Look through the entries and report how many lines include the word "Derive". Give the number alone.

Dataset items:
○ ○ ○ ○ ○

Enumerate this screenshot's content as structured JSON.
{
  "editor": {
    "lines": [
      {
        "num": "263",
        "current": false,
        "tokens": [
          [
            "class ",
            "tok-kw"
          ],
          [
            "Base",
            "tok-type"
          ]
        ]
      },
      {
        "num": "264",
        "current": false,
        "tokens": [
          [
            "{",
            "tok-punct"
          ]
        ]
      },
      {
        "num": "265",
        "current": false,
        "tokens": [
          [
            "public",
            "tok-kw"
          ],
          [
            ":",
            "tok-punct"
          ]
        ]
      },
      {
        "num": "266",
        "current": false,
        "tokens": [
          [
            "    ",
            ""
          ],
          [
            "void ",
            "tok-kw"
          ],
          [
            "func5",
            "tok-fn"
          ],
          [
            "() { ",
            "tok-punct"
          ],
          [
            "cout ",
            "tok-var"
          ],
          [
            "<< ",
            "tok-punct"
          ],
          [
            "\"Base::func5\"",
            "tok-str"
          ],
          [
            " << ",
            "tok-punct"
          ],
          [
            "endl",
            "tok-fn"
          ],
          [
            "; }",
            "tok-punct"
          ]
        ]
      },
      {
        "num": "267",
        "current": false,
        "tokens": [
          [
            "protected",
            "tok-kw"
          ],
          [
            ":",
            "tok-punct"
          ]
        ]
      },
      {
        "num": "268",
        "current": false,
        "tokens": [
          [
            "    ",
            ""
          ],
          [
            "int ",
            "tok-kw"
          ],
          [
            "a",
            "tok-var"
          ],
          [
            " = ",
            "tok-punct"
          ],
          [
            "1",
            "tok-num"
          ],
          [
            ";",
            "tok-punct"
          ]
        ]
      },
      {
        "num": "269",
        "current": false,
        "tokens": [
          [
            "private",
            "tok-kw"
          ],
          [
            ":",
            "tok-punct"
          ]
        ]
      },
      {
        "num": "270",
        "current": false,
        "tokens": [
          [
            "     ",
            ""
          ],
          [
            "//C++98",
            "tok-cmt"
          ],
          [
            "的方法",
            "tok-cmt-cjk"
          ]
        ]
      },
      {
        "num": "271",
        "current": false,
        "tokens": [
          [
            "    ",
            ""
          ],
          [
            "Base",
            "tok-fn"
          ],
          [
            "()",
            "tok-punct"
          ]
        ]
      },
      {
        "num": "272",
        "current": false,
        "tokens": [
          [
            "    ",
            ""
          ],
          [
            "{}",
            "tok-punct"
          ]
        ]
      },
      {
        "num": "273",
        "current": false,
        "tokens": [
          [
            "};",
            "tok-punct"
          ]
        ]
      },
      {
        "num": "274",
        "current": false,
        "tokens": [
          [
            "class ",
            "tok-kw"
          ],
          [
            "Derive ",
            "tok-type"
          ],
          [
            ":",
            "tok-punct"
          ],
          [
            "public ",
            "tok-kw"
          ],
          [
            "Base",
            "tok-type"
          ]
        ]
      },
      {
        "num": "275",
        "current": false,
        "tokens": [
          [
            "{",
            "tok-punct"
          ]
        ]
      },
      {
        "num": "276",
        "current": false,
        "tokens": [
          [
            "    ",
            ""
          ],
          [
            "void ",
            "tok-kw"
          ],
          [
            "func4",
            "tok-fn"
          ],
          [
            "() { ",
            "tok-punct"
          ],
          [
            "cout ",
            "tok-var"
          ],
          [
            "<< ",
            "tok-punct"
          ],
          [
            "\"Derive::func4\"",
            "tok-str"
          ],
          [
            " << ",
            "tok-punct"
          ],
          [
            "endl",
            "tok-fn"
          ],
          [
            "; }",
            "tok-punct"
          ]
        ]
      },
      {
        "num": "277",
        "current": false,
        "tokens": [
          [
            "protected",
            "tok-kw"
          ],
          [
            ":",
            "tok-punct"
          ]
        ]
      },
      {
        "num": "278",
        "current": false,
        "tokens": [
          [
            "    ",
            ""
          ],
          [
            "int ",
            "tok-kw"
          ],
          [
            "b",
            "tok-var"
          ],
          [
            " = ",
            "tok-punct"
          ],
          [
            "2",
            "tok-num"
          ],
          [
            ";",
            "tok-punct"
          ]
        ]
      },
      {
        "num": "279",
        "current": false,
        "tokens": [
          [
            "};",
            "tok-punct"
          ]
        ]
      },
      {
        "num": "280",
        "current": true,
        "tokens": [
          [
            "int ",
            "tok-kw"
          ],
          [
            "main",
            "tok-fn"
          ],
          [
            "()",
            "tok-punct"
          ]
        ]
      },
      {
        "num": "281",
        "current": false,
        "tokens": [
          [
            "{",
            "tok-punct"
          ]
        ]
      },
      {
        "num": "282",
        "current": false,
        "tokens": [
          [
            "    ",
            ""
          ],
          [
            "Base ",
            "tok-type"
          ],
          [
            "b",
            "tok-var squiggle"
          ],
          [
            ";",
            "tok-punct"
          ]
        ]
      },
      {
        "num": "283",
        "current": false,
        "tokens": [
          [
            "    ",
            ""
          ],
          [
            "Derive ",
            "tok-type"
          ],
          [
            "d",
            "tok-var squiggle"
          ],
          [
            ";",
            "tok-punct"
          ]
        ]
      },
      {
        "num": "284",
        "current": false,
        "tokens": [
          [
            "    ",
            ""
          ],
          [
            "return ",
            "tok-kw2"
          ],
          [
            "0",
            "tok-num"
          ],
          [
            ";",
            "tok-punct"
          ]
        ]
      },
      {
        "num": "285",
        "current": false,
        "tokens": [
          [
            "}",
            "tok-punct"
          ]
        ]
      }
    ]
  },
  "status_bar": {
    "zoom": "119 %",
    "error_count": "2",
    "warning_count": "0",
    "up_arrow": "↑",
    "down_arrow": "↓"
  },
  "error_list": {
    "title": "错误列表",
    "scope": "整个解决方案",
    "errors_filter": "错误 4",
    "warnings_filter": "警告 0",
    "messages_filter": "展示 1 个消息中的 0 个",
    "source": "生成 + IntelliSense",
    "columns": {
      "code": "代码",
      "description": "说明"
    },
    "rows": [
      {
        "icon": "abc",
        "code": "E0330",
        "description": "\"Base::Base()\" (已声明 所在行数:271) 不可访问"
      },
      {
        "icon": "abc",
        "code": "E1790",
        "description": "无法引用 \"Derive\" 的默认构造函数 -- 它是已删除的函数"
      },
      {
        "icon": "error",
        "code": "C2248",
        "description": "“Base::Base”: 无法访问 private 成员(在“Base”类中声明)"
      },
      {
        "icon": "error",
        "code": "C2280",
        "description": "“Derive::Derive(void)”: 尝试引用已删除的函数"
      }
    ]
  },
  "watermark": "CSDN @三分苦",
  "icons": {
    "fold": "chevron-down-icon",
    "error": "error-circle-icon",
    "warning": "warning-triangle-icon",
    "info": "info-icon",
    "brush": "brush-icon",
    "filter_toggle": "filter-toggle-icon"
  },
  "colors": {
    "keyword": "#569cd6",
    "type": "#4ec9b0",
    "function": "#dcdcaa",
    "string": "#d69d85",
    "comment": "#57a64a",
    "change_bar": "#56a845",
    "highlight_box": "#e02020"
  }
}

○ ○ ○ ○ ○

Exercise result:
5